#### What is being asked:
Here are some records; return them all exactly.

***** Data rows *****

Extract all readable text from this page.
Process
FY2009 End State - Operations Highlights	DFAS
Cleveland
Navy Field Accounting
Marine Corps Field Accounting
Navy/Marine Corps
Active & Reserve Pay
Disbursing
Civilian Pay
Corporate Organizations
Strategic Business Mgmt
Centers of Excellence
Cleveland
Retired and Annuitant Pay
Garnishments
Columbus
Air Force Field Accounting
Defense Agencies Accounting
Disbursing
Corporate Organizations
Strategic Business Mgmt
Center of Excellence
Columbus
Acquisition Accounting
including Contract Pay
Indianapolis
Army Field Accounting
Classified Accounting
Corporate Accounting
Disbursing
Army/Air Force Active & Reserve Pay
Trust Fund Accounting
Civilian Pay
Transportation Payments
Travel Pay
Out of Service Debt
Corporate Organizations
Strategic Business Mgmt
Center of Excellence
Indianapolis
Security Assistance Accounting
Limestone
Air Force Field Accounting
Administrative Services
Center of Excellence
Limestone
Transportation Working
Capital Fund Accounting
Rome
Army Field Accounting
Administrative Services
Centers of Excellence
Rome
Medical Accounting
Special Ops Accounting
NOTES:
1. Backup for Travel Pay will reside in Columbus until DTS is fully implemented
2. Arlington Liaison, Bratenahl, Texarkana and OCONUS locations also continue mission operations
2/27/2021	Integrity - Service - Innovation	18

*****

#### Answer to this task:
Extract all readable text from this page.
Process
FY2009 End State - Operations Highlights	DFAS
Cleveland
Navy Field Accounting
Marine Corps Field Accounting
Navy/Marine Corps
Active & Reserve Pay
Disbursing
Civilian Pay
Corporate Organizations
Strategic Business Mgmt
Centers of Excellence
Cleveland
Retired and Annuitant Pay
Garnishments
Columbus
Air Force Field Accounting
Defense Agencies Accounting
Disbursing
Corporate Organizations
Strategic Business Mgmt
Center of Excellence
Columbus
Acquisition Accounting
including Contract Pay
Indianapolis
Army Field Accounting
Classified Accounting
Corporate Accounting
Disbursing
Army/Air Force Active & Reserve Pay
Trust Fund Accounting
Civilian Pay
Transportation Payments
Travel Pay
Out of Service Debt
Corporate Organizations
Strategic Business Mgmt
Center of Excellence
Indianapolis
Security Assistance Accounting
Limestone
Air Force Field Accounting
Administrative Services
Center of Excellence
Limestone
Transportation Working
Capital Fund Accounting
Rome
Army Field Accounting
Administrative Services
Centers of Excellence
Rome
Medical Accounting
Special Ops Accounting
NOTES:
1. Backup for Travel Pay will reside in Columbus until DTS is fully implemented
2. Arlington Liaison, Bratenahl, Texarkana and OCONUS locations also continue mission operations
2/27/2021	Integrity - Service - Innovation	18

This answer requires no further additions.